** EXERCISE MATERIAL **
----

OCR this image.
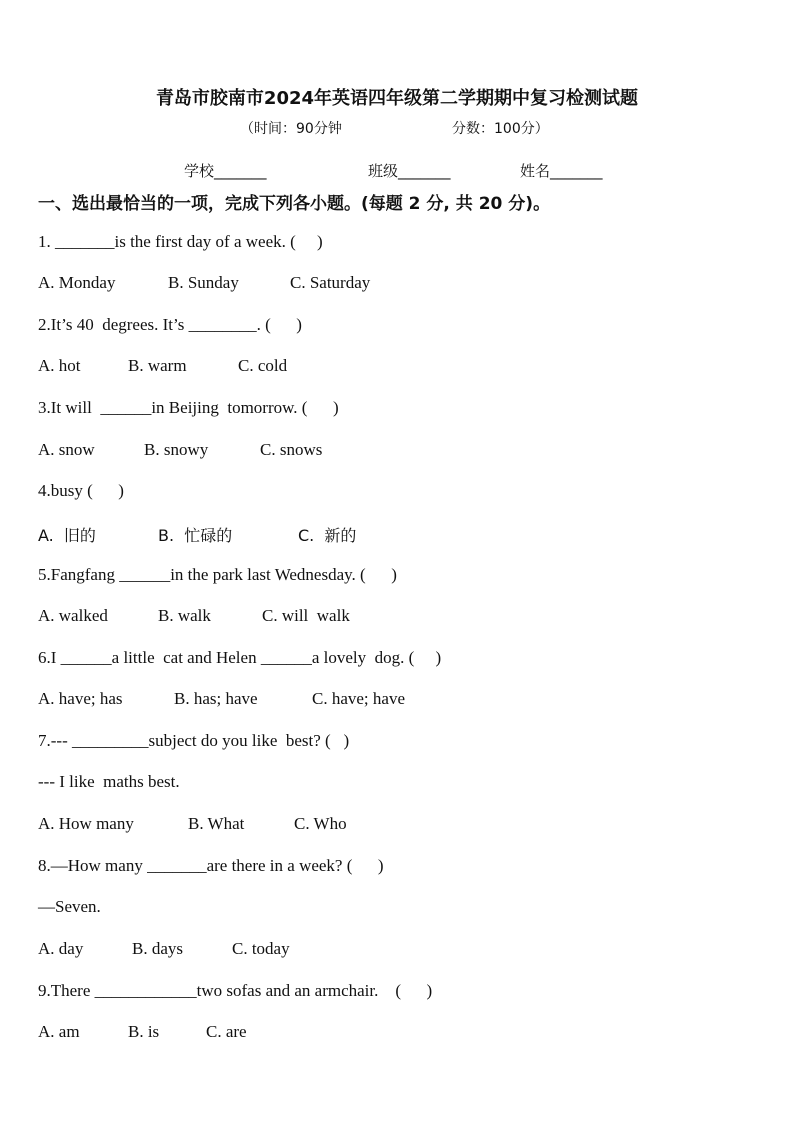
青岛市胶南市2024年英语四年级第二学期期中复习检测试题
（时间：90分钟	分数：100分）
学校_______	班级_______	姓名_______
一、选出最恰当的一项，完成下列各小题。(每题 2 分, 共 20 分)。
1. _______is the first day of a week. (     )
A. Monday	B. Sunday	C. Saturday
2.It’s 40  degrees. It’s ________. (      )
A. hot	B. warm	C. cold
3.It will  ______in Beijing  tomorrow. (      )
A. snow	B. snowy	C. snows
4.busy (      )
A.  旧的	B.  忙碌的	C.  新的
5.Fangfang ______in the park last Wednesday. (      )
A. walked	B. walk	C. will  walk
6.I ______a little  cat and Helen ______a lovely  dog. (     )
A. have; has	B. has; have	C. have; have
7.--- _________subject do you like  best? (   )
--- I like  maths best.
A. How many	B. What	C. Who
8.—How many _______are there in a week? (      )
—Seven.
A. day	B. days	C. today
9.There ____________two sofas and an armchair.    (      )
A. am	B. is	C. are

----

** THE REQUEST **
Without the pictures, return all the records precisely as they stand.

** ANSWER TO THE EXERCISE **
OCR this image.
青岛市胶南市2024年英语四年级第二学期期中复习检测试题
（时间：90分钟	分数：100分）
学校_______	班级_______	姓名_______
一、选出最恰当的一项，完成下列各小题。(每题 2 分, 共 20 分)。
1. _______is the first day of a week. (     )
A. Monday	B. Sunday	C. Saturday
2.It’s 40  degrees. It’s ________. (      )
A. hot	B. warm	C. cold
3.It will  ______in Beijing  tomorrow. (      )
A. snow	B. snowy	C. snows
4.busy (      )
A.  旧的	B.  忙碌的	C.  新的
5.Fangfang ______in the park last Wednesday. (      )
A. walked	B. walk	C. will  walk
6.I ______a little  cat and Helen ______a lovely  dog. (     )
A. have; has	B. has; have	C. have; have
7.--- _________subject do you like  best? (   )
--- I like  maths best.
A. How many	B. What	C. Who
8.—How many _______are there in a week? (      )
—Seven.
A. day	B. days	C. today
9.There ____________two sofas and an armchair.    (      )
A. am	B. is	C. are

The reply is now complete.